What is being asked: From the entries below, count the lines with "光伏组件及配套产品质量情况". Write only the count.

Stored records
## BEGIN

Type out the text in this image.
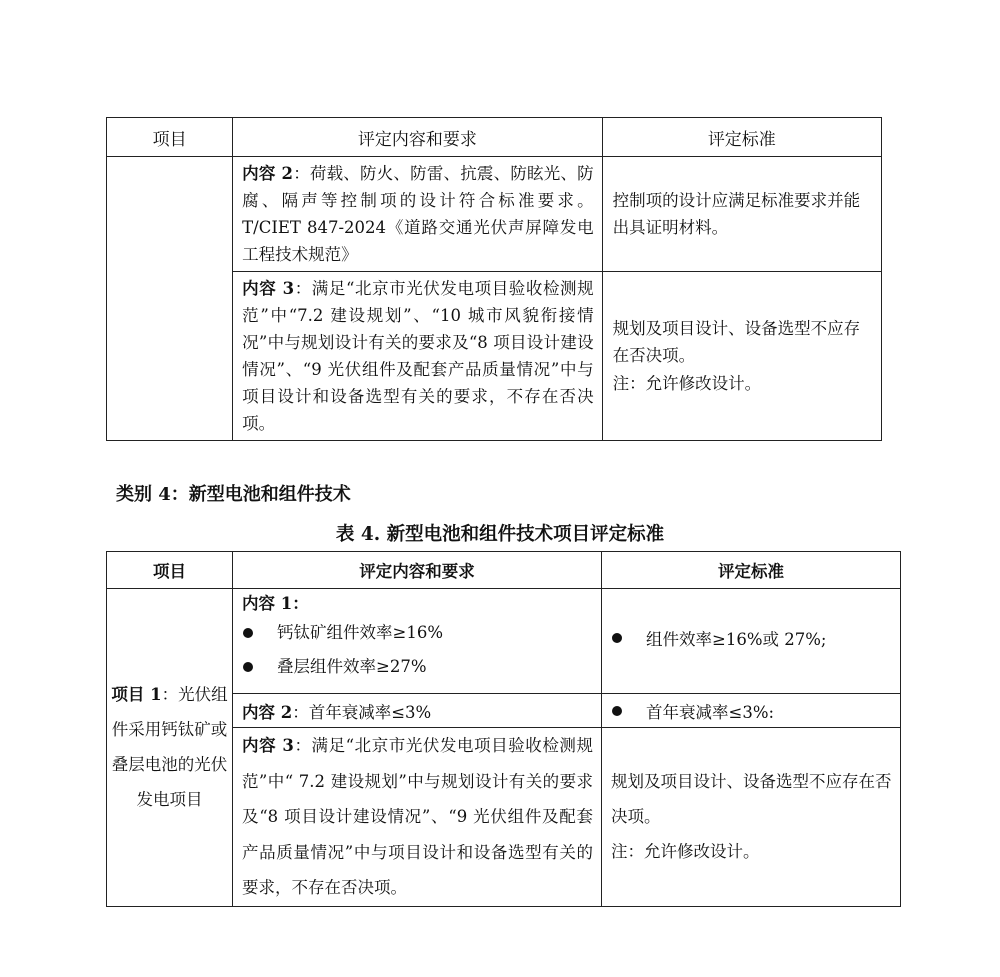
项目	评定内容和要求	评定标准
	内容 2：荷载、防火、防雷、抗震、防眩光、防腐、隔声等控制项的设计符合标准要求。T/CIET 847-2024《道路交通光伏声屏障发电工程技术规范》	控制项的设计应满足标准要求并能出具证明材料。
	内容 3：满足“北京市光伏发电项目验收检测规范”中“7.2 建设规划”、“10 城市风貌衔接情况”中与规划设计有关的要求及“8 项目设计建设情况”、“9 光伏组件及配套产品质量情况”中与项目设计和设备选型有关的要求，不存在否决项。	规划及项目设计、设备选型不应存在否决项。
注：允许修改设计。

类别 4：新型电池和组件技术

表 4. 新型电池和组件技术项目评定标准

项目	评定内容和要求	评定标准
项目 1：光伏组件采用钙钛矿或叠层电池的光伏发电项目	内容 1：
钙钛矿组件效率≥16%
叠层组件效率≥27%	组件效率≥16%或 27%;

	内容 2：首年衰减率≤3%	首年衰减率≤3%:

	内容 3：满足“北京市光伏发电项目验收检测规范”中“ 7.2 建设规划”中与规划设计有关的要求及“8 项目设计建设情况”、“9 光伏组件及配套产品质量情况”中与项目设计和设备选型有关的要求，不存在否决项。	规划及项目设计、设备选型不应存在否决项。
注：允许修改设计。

## END
## BEGIN

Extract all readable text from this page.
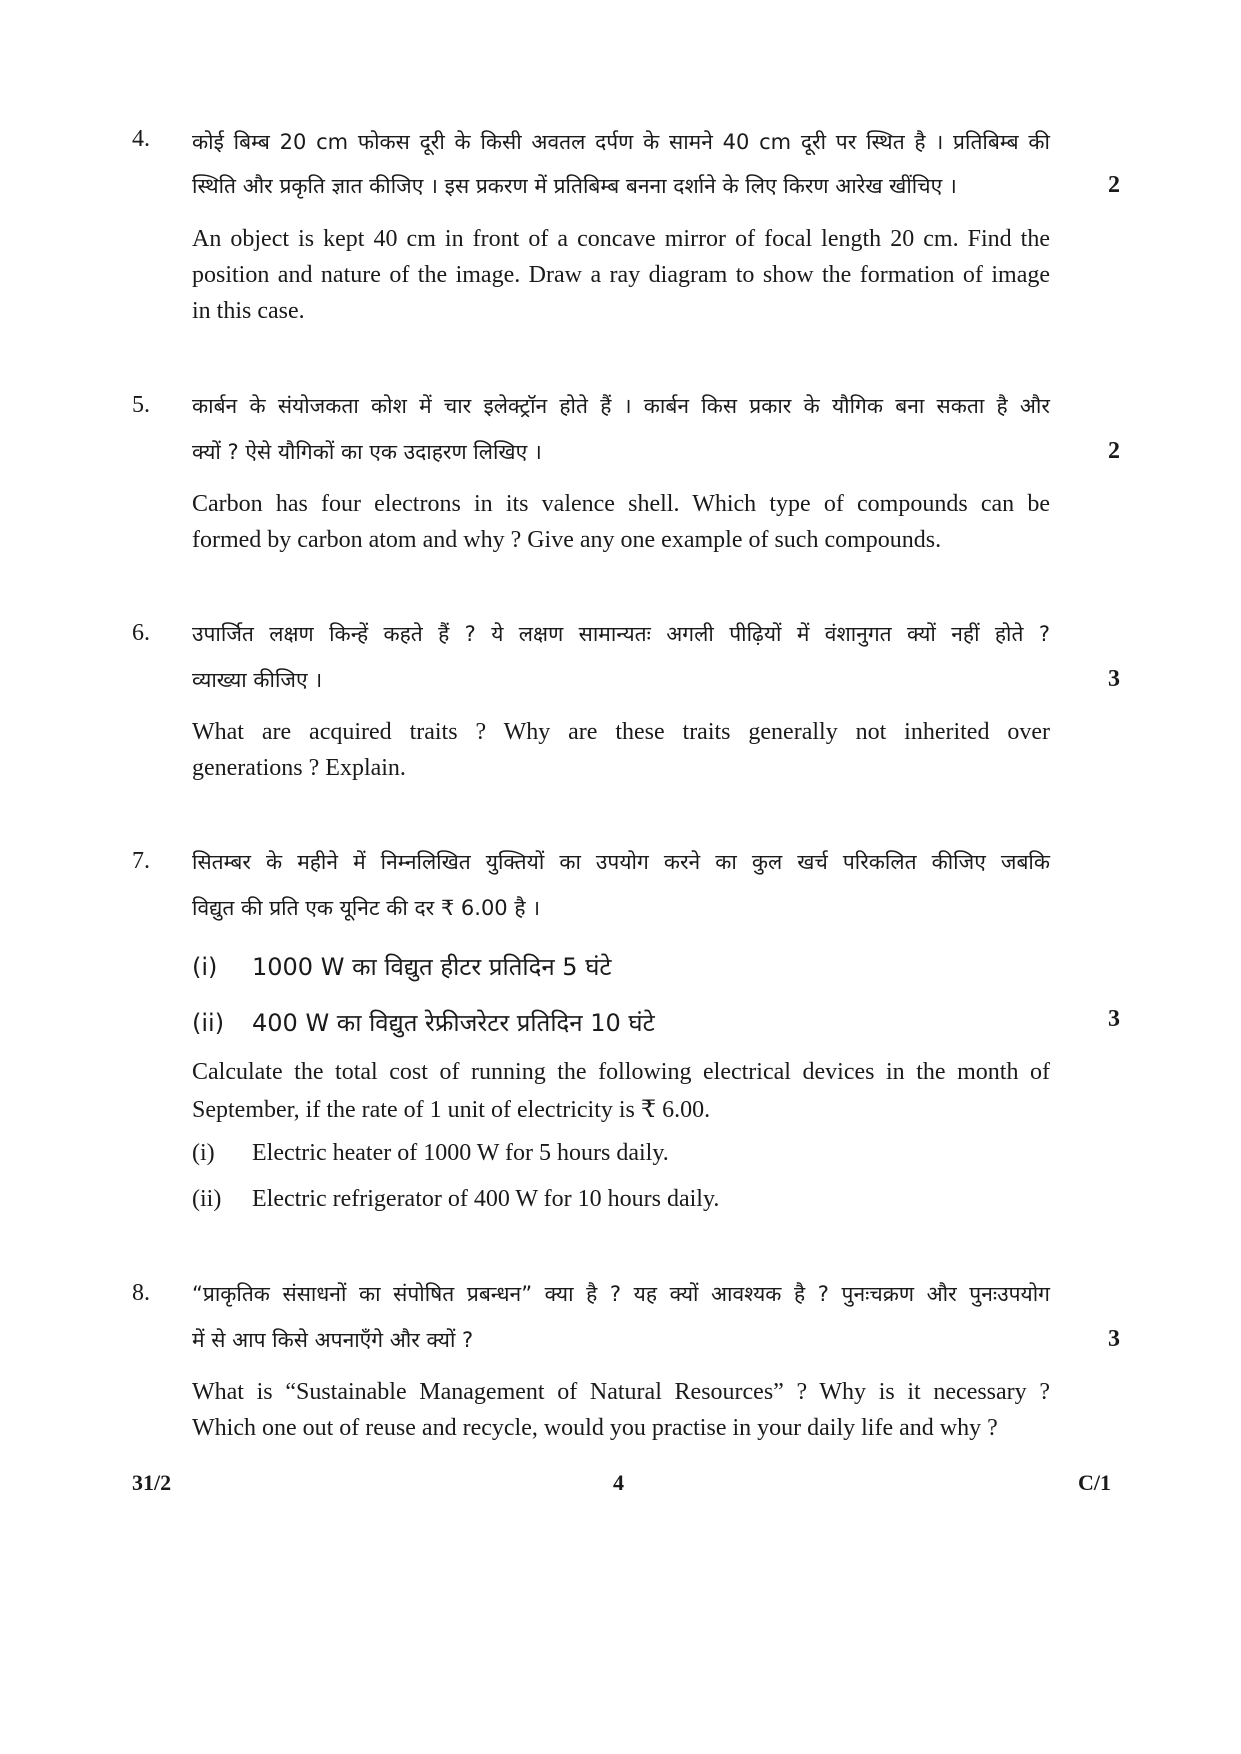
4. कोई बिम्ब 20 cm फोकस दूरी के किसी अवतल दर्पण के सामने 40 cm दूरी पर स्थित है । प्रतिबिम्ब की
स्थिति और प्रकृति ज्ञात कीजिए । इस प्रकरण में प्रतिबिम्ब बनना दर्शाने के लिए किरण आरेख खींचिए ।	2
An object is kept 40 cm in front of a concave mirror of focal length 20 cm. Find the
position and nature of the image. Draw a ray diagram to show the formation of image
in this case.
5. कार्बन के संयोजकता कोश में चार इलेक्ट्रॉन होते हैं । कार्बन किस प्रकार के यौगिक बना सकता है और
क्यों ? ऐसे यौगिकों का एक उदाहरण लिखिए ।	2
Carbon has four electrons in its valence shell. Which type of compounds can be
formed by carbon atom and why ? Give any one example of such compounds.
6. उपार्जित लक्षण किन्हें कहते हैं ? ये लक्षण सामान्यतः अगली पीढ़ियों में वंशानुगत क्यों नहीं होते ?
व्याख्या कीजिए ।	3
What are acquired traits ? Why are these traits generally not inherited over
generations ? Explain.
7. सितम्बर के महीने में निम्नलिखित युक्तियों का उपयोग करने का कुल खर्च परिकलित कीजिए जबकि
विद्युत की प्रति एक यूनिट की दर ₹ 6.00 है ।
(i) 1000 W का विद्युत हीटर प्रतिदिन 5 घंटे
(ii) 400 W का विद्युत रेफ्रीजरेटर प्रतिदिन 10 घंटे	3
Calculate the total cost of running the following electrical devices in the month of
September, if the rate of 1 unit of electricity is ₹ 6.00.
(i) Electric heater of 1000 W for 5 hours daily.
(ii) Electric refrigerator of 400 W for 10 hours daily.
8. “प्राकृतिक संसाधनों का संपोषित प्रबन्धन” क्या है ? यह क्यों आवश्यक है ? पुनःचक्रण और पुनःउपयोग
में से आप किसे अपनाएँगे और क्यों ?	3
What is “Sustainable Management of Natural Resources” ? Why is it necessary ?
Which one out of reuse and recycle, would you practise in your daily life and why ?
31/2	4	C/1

## END

Output below: 2